## begin Source material
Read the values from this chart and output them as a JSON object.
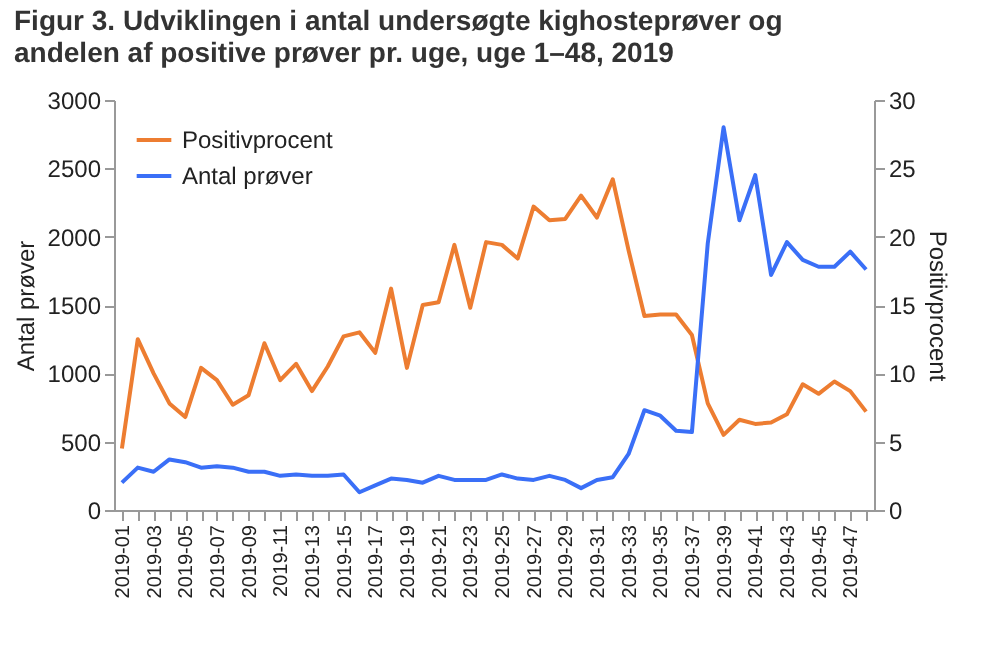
{
  "chart_data": {
    "type": "line",
    "title": "Figur 3. Udviklingen i antal undersøgte kighosteprøver og andelen af positive prøver pr. uge, uge 1–48, 2019",
    "ylabel": "Antal prøver",
    "y2label": "Positivprocent",
    "categories": [
      "2019-01",
      null,
      "2019-03",
      null,
      "2019-05",
      null,
      "2019-07",
      null,
      "2019-09",
      null,
      "2019-11",
      null,
      "2019-13",
      null,
      "2019-15",
      null,
      "2019-17",
      null,
      "2019-19",
      null,
      "2019-21",
      null,
      "2019-23",
      null,
      "2019-25",
      null,
      "2019-27",
      null,
      "2019-29",
      null,
      "2019-31",
      null,
      "2019-33",
      null,
      "2019-35",
      null,
      "2019-37",
      null,
      "2019-39",
      null,
      "2019-41",
      null,
      "2019-43",
      null,
      "2019-45",
      null,
      "2019-47",
      null
    ],
    "series": [
      {
        "name": "Positivprocent",
        "color": "#ed7d31",
        "axis": "y2",
        "values": [
          4.5,
          12.5,
          10,
          7.8,
          6.8,
          10.4,
          9.5,
          7.7,
          8.4,
          12.2,
          9.5,
          10.7,
          8.7,
          10.5,
          12.7,
          13,
          11.5,
          16.2,
          10.4,
          15,
          15.2,
          19.4,
          14.8,
          19.6,
          19.4,
          18.4,
          22.2,
          21.2,
          21.3,
          23,
          21.4,
          24.2,
          19,
          14.2,
          14.3,
          14.3,
          12.8,
          7.8,
          5.5,
          6.6,
          6.3,
          6.4,
          7,
          9.2,
          8.5,
          9.4,
          8.7,
          7.2
        ]
      },
      {
        "name": "Antal prøver",
        "color": "#3a6ff7",
        "axis": "y",
        "values": [
          200,
          310,
          280,
          370,
          350,
          310,
          320,
          310,
          280,
          280,
          250,
          260,
          250,
          250,
          260,
          130,
          180,
          230,
          220,
          200,
          250,
          220,
          220,
          220,
          260,
          230,
          220,
          250,
          220,
          160,
          220,
          240,
          410,
          730,
          690,
          580,
          570,
          1950,
          2800,
          2120,
          2450,
          1720,
          1960,
          1830,
          1780,
          1780,
          1890,
          1760
        ]
      }
    ],
    "ylim": [
      0,
      3000
    ],
    "yticks": [
      0,
      500,
      1000,
      1500,
      2000,
      2500,
      3000
    ],
    "y2lim": [
      0,
      30
    ],
    "y2ticks": [
      0,
      5,
      10,
      15,
      20,
      25,
      30
    ],
    "grid": false,
    "legend": "top left",
    "marker": "none",
    "line_style": "solid"
  }
}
## end Source material
• Exercise:
Repeat the listing in full and exactly. Do not include any images.

• Output:
Read the values from this chart and output them as a JSON object.
{
  "chart_data": {
    "type": "line",
    "title": "Figur 3. Udviklingen i antal undersøgte kighosteprøver og andelen af positive prøver pr. uge, uge 1–48, 2019",
    "ylabel": "Antal prøver",
    "y2label": "Positivprocent",
    "categories": [
      "2019-01",
      null,
      "2019-03",
      null,
      "2019-05",
      null,
      "2019-07",
      null,
      "2019-09",
      null,
      "2019-11",
      null,
      "2019-13",
      null,
      "2019-15",
      null,
      "2019-17",
      null,
      "2019-19",
      null,
      "2019-21",
      null,
      "2019-23",
      null,
      "2019-25",
      null,
      "2019-27",
      null,
      "2019-29",
      null,
      "2019-31",
      null,
      "2019-33",
      null,
      "2019-35",
      null,
      "2019-37",
      null,
      "2019-39",
      null,
      "2019-41",
      null,
      "2019-43",
      null,
      "2019-45",
      null,
      "2019-47",
      null
    ],
    "series": [
      {
        "name": "Positivprocent",
        "color": "#ed7d31",
        "axis": "y2",
        "values": [
          4.5,
          12.5,
          10,
          7.8,
          6.8,
          10.4,
          9.5,
          7.7,
          8.4,
          12.2,
          9.5,
          10.7,
          8.7,
          10.5,
          12.7,
          13,
          11.5,
          16.2,
          10.4,
          15,
          15.2,
          19.4,
          14.8,
          19.6,
          19.4,
          18.4,
          22.2,
          21.2,
          21.3,
          23,
          21.4,
          24.2,
          19,
          14.2,
          14.3,
          14.3,
          12.8,
          7.8,
          5.5,
          6.6,
          6.3,
          6.4,
          7,
          9.2,
          8.5,
          9.4,
          8.7,
          7.2
        ]
      },
      {
        "name": "Antal prøver",
        "color": "#3a6ff7",
        "axis": "y",
        "values": [
          200,
          310,
          280,
          370,
          350,
          310,
          320,
          310,
          280,
          280,
          250,
          260,
          250,
          250,
          260,
          130,
          180,
          230,
          220,
          200,
          250,
          220,
          220,
          220,
          260,
          230,
          220,
          250,
          220,
          160,
          220,
          240,
          410,
          730,
          690,
          580,
          570,
          1950,
          2800,
          2120,
          2450,
          1720,
          1960,
          1830,
          1780,
          1780,
          1890,
          1760
        ]
      }
    ],
    "ylim": [
      0,
      3000
    ],
    "yticks": [
      0,
      500,
      1000,
      1500,
      2000,
      2500,
      3000
    ],
    "y2lim": [
      0,
      30
    ],
    "y2ticks": [
      0,
      5,
      10,
      15,
      20,
      25,
      30
    ],
    "grid": false,
    "legend": "top left",
    "marker": "none",
    "line_style": "solid"
  }
}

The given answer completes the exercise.